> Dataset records
START
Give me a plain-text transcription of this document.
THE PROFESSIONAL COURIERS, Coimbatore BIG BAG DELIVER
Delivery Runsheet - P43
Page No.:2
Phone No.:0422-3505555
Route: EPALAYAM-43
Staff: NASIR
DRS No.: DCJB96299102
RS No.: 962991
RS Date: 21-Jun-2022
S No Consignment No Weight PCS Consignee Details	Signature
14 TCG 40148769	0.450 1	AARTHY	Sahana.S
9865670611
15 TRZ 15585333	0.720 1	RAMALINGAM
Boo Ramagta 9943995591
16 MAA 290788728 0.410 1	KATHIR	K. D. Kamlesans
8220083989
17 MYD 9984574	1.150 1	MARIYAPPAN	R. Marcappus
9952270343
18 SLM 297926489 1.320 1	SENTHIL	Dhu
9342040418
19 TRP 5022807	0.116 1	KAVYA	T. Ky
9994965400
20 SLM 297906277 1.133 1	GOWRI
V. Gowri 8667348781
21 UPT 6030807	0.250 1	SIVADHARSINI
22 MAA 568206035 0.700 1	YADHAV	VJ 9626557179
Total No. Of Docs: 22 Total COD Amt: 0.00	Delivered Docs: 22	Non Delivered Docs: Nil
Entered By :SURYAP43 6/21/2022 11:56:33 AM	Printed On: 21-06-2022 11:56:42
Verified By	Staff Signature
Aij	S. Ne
END
Using the data above, print every record exactly as shown.

> Task solution
Give me a plain-text transcription of this document.
THE PROFESSIONAL COURIERS, Coimbatore BIG BAG DELIVER
Delivery Runsheet - P43
Page No.:2
Phone No.:0422-3505555
Route: EPALAYAM-43
Staff: NASIR
DRS No.: DCJB96299102
RS No.: 962991
RS Date: 21-Jun-2022
S No Consignment No Weight PCS Consignee Details	Signature
14 TCG 40148769	0.450 1	AARTHY	Sahana.S
9865670611
15 TRZ 15585333	0.720 1	RAMALINGAM
Boo Ramagta 9943995591
16 MAA 290788728 0.410 1	KATHIR	K. D. Kamlesans
8220083989
17 MYD 9984574	1.150 1	MARIYAPPAN	R. Marcappus
9952270343
18 SLM 297926489 1.320 1	SENTHIL	Dhu
9342040418
19 TRP 5022807	0.116 1	KAVYA	T. Ky
9994965400
20 SLM 297906277 1.133 1	GOWRI
V. Gowri 8667348781
21 UPT 6030807	0.250 1	SIVADHARSINI
22 MAA 568206035 0.700 1	YADHAV	VJ 9626557179
Total No. Of Docs: 22 Total COD Amt: 0.00	Delivered Docs: 22	Non Delivered Docs: Nil
Entered By :SURYAP43 6/21/2022 11:56:33 AM	Printed On: 21-06-2022 11:56:42
Verified By	Staff Signature
Aij	S. Ne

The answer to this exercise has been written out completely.